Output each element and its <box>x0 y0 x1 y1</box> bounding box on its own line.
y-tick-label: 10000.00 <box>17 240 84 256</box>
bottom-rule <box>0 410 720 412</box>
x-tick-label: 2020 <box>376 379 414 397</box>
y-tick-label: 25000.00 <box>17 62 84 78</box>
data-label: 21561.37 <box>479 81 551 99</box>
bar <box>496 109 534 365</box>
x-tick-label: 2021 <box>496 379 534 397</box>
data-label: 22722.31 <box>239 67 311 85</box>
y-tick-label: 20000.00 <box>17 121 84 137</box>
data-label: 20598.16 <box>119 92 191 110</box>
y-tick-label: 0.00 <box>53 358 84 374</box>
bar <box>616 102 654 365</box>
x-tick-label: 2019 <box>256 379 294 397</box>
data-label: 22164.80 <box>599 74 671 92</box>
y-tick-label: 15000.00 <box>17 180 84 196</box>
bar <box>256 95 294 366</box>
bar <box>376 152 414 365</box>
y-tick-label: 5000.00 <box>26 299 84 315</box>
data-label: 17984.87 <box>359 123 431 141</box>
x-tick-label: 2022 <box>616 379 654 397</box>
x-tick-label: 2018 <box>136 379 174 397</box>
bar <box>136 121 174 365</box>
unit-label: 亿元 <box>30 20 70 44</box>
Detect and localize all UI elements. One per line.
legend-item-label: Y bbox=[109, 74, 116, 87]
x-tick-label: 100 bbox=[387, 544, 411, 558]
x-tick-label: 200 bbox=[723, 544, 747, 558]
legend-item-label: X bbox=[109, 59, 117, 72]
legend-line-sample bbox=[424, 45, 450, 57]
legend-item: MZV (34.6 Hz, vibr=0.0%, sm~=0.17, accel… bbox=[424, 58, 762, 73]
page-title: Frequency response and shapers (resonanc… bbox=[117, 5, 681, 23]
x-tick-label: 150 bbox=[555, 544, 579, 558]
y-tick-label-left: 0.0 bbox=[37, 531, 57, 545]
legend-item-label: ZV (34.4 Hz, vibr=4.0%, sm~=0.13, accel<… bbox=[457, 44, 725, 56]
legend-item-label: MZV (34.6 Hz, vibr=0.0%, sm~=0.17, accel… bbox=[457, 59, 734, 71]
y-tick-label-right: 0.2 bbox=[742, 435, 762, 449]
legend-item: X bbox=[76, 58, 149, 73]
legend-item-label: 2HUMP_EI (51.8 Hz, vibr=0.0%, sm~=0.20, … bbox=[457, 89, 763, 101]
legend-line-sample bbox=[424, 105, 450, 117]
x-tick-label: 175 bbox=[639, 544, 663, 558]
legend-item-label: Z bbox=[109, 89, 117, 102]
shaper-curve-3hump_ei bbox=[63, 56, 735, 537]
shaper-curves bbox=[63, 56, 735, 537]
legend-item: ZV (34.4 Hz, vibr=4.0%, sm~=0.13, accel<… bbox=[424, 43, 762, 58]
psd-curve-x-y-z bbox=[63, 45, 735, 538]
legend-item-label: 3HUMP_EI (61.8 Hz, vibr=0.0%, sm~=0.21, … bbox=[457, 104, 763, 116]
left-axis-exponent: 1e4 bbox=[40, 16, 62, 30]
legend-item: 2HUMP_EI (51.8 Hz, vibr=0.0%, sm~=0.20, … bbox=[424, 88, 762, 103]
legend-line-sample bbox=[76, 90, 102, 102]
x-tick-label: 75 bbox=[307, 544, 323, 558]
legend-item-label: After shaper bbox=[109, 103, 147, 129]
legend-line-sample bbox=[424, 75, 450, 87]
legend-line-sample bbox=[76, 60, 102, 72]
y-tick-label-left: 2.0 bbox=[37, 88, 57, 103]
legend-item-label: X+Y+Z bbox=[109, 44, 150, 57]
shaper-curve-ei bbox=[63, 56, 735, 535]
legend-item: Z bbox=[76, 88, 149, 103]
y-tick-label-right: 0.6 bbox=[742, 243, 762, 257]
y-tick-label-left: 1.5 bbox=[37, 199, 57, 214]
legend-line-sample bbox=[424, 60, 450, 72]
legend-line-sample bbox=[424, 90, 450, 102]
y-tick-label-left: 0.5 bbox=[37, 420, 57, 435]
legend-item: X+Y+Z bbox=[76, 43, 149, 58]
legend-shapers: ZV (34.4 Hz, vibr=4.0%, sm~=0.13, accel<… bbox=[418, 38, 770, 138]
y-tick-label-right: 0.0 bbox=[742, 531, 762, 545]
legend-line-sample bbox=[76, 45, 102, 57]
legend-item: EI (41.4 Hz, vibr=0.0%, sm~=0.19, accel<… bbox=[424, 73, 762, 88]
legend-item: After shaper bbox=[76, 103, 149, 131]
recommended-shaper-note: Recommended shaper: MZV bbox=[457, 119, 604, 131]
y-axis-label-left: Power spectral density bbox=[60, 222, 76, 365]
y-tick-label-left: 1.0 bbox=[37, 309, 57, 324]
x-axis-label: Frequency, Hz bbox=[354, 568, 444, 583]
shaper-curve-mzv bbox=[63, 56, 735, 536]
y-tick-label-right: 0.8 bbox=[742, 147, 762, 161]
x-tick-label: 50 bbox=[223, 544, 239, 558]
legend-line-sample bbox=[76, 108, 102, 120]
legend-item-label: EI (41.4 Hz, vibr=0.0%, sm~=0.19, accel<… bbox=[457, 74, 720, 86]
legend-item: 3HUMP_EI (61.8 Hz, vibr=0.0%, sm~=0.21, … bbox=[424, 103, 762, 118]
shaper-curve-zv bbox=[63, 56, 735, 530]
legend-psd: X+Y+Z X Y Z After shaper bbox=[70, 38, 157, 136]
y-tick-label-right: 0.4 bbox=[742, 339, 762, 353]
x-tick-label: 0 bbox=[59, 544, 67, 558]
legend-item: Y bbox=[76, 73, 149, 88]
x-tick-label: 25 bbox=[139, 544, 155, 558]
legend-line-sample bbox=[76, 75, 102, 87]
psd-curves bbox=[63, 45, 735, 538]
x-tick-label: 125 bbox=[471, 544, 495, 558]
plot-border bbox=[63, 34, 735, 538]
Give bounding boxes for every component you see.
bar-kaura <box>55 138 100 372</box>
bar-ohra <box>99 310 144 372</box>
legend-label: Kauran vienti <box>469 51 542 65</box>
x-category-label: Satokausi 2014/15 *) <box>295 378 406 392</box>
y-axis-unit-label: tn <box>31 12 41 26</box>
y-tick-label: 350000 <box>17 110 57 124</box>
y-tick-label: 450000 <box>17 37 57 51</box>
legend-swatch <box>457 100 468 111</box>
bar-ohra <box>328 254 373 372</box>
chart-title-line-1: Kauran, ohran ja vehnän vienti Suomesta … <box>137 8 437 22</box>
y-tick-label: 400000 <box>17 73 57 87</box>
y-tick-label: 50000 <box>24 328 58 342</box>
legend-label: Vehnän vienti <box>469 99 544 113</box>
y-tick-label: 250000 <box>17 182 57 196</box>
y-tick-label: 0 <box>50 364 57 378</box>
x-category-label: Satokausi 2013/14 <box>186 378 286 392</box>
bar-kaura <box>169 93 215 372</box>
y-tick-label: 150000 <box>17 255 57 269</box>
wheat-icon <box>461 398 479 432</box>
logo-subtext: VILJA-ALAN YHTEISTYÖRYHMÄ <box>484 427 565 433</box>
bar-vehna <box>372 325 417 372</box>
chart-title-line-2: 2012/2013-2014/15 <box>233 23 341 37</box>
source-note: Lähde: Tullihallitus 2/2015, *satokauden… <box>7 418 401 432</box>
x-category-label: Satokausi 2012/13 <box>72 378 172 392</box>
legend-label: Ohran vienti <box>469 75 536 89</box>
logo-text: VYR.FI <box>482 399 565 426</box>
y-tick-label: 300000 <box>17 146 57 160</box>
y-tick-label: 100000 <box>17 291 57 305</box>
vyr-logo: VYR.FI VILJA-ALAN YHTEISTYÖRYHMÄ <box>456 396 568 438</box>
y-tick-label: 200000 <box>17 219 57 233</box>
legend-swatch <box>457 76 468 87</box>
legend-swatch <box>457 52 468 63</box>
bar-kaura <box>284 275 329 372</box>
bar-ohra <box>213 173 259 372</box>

== GIVEN PROBLEM ==
Rename "data-label" to "value-label" in everything from the first line down through the line containing "legend-item-label: ZV (34.4", and return only those lines, with all else unchanged.

== TASK RESULT ==
Output each element and its <box>x0 y0 x1 y1</box> bounding box on its own line.
y-tick-label: 10000.00 <box>17 240 84 256</box>
bottom-rule <box>0 410 720 412</box>
x-tick-label: 2020 <box>376 379 414 397</box>
y-tick-label: 25000.00 <box>17 62 84 78</box>
value-label: 21561.37 <box>479 81 551 99</box>
bar <box>496 109 534 365</box>
x-tick-label: 2021 <box>496 379 534 397</box>
value-label: 22722.31 <box>239 67 311 85</box>
y-tick-label: 20000.00 <box>17 121 84 137</box>
value-label: 20598.16 <box>119 92 191 110</box>
y-tick-label: 0.00 <box>53 358 84 374</box>
bar <box>616 102 654 365</box>
x-tick-label: 2019 <box>256 379 294 397</box>
value-label: 22164.80 <box>599 74 671 92</box>
y-tick-label: 15000.00 <box>17 180 84 196</box>
bar <box>256 95 294 366</box>
bar <box>376 152 414 365</box>
y-tick-label: 5000.00 <box>26 299 84 315</box>
value-label: 17984.87 <box>359 123 431 141</box>
x-tick-label: 2022 <box>616 379 654 397</box>
x-tick-label: 2018 <box>136 379 174 397</box>
bar <box>136 121 174 365</box>
unit-label: 亿元 <box>30 20 70 44</box>
Detect and localize all UI elements. One per line.
legend-item-label: Y bbox=[109, 74, 116, 87]
x-tick-label: 100 bbox=[387, 544, 411, 558]
x-tick-label: 200 bbox=[723, 544, 747, 558]
legend-item-label: X bbox=[109, 59, 117, 72]
legend-line-sample bbox=[424, 45, 450, 57]
legend-item: MZV (34.6 Hz, vibr=0.0%, sm~=0.17, accel… bbox=[424, 58, 762, 73]
page-title: Frequency response and shapers (resonanc… bbox=[117, 5, 681, 23]
x-tick-label: 150 bbox=[555, 544, 579, 558]
y-tick-label-left: 0.0 bbox=[37, 531, 57, 545]
legend-item-label: ZV (34.4 Hz, vibr=4.0%, sm~=0.13, accel<… bbox=[457, 44, 725, 56]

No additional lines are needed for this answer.